Exercise brief:
Give the number of lines in the data that hold the word "rows", and nothing else.

Extracted material:
########
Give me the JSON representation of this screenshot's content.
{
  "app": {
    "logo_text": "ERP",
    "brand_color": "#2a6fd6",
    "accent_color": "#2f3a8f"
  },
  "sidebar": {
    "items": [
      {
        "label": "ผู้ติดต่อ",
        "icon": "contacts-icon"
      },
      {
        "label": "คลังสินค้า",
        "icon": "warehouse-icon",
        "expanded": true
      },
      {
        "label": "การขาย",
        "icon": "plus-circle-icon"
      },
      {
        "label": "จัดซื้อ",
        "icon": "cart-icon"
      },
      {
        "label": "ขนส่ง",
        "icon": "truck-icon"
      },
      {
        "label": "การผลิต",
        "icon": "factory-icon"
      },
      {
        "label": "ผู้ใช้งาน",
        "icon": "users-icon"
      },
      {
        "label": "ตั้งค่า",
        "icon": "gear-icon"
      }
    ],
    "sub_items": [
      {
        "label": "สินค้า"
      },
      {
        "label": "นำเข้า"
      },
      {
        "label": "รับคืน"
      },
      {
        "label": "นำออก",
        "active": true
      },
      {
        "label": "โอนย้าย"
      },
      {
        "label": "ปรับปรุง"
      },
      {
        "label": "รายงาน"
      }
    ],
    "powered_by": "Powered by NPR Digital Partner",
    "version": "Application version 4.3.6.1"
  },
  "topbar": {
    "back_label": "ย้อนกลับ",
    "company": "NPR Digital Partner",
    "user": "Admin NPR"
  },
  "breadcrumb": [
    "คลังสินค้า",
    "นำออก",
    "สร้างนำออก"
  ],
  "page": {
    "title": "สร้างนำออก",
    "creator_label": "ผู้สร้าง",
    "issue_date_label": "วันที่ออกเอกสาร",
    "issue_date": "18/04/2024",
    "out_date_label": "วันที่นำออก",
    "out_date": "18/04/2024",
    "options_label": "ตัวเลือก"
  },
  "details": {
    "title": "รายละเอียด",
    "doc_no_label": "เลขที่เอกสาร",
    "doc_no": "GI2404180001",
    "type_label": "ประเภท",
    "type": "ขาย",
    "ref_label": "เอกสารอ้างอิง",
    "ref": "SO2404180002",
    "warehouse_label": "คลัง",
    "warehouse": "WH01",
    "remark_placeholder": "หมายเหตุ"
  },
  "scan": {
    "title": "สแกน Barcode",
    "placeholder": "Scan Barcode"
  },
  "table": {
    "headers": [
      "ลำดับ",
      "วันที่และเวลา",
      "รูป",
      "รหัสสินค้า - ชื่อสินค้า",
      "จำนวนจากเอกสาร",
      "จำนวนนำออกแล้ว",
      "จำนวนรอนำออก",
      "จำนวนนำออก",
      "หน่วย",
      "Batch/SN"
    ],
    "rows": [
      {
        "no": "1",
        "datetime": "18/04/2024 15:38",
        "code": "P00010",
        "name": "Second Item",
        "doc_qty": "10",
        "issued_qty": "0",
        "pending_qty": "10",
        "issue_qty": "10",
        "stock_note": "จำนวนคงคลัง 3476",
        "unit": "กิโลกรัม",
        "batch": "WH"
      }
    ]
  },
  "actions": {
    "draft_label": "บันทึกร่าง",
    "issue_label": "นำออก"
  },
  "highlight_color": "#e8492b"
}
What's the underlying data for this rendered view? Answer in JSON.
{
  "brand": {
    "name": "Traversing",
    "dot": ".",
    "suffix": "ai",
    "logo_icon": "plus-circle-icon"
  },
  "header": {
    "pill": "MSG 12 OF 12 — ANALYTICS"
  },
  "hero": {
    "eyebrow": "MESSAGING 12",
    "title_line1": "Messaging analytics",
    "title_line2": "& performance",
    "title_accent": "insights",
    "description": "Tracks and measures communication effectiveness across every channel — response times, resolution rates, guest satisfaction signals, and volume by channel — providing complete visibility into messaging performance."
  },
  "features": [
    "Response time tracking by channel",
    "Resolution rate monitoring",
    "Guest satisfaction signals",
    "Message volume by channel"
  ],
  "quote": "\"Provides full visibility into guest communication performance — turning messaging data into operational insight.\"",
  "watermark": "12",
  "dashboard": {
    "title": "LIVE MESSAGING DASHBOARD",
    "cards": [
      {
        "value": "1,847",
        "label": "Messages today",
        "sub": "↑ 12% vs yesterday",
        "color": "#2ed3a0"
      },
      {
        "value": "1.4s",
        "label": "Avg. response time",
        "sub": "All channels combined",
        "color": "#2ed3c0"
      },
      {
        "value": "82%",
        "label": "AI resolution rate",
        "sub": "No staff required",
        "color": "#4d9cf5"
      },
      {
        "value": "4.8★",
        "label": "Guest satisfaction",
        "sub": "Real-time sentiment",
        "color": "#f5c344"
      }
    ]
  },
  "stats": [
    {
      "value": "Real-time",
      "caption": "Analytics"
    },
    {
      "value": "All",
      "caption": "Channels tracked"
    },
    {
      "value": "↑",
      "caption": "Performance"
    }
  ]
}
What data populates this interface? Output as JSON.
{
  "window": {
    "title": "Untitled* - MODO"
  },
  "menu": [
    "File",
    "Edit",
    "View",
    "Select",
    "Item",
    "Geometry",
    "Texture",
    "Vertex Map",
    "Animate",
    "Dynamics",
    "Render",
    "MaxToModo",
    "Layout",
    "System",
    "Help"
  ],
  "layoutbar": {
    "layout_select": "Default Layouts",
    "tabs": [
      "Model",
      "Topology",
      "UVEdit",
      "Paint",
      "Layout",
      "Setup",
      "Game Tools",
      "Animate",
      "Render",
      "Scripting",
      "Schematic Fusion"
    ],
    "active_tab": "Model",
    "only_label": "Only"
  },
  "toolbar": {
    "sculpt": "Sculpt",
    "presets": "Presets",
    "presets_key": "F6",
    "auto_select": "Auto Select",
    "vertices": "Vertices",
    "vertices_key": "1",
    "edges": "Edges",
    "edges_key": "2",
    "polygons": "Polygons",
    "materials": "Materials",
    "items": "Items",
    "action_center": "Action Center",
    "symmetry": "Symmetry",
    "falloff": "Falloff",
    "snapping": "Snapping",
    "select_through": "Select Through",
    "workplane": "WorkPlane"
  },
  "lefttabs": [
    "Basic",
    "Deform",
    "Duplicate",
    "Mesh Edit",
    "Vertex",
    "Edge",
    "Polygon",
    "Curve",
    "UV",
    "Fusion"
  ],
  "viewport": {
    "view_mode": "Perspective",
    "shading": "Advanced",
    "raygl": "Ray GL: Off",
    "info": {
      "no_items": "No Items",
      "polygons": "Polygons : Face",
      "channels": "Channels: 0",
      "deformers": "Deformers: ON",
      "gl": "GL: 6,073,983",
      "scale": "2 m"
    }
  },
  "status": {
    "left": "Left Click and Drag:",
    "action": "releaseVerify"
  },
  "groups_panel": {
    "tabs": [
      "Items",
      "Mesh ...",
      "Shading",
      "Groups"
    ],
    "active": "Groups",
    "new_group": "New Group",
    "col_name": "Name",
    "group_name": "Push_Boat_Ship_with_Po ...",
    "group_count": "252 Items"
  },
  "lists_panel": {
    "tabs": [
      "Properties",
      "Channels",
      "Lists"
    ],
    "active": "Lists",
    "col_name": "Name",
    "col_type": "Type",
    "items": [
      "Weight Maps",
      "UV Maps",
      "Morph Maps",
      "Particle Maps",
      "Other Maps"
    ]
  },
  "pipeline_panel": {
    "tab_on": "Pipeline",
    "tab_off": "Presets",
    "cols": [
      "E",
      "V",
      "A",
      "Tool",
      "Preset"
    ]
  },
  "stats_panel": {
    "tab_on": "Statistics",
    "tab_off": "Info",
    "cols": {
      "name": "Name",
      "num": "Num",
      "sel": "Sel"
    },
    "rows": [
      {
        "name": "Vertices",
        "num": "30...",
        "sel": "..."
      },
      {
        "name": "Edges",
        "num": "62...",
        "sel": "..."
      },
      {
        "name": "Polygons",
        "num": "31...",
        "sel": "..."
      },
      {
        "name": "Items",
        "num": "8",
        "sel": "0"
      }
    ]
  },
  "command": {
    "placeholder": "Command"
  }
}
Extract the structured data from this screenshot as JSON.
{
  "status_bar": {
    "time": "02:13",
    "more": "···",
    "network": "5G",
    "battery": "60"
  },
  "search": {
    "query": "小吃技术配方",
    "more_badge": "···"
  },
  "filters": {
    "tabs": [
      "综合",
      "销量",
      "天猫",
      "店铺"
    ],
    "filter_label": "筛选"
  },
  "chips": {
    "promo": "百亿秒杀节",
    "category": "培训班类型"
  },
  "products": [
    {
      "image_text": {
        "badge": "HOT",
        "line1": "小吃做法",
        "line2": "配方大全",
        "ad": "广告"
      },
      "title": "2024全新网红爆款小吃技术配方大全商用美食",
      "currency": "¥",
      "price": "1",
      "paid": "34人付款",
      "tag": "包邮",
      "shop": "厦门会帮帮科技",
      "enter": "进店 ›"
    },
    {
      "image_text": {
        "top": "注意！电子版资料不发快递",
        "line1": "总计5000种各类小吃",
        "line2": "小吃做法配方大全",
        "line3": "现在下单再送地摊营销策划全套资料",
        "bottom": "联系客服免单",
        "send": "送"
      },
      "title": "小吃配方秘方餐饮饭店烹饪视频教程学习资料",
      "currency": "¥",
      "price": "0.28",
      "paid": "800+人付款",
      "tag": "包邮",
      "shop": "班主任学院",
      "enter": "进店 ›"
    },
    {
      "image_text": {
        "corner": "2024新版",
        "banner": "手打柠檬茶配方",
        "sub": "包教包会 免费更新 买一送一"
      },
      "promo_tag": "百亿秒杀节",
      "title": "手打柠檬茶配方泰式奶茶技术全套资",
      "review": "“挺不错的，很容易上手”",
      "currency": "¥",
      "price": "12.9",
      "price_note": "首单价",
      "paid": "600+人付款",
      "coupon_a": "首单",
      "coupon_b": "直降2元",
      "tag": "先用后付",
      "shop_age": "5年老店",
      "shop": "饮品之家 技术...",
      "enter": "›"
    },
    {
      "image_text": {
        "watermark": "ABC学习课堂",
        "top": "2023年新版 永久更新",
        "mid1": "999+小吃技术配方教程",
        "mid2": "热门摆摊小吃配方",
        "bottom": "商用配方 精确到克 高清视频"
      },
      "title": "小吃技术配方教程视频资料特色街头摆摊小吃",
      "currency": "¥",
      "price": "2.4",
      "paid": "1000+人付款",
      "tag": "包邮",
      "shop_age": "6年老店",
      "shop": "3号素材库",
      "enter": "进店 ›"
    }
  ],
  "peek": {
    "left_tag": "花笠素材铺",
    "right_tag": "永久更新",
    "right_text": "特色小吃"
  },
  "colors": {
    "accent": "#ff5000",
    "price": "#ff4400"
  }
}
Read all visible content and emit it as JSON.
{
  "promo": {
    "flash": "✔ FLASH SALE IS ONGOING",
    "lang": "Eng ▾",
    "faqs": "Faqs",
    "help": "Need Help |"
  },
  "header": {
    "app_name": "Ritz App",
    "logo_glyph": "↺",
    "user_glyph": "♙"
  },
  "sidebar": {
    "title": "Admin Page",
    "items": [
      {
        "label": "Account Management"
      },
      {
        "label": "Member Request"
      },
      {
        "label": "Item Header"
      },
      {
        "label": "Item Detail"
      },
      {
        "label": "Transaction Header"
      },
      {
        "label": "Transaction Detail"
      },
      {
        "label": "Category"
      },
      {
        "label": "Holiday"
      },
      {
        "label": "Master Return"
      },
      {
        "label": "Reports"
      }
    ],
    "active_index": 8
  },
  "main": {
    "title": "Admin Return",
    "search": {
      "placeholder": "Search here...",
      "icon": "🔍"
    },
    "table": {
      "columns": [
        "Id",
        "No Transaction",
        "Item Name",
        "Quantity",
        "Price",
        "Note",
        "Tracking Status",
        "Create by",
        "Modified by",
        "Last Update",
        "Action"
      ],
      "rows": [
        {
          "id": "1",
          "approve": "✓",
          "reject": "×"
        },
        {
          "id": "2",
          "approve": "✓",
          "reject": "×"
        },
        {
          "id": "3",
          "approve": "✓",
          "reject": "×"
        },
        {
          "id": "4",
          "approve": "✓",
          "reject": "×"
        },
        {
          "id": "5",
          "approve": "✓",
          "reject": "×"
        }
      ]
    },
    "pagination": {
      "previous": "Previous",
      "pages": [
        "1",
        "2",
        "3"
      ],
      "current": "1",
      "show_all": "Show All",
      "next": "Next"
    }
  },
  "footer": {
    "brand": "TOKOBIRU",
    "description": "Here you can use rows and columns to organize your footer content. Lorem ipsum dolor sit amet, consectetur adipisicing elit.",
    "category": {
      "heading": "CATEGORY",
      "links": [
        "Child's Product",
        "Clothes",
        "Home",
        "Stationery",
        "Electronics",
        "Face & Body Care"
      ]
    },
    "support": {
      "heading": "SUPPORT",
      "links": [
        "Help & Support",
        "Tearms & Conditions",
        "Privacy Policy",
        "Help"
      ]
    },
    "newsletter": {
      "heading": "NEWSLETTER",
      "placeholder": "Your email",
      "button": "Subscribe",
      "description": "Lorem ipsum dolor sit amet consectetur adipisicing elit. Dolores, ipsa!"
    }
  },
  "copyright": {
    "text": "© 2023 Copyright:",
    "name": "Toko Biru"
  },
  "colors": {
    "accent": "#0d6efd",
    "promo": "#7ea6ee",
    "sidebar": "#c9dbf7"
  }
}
########
Solution to this problem:
4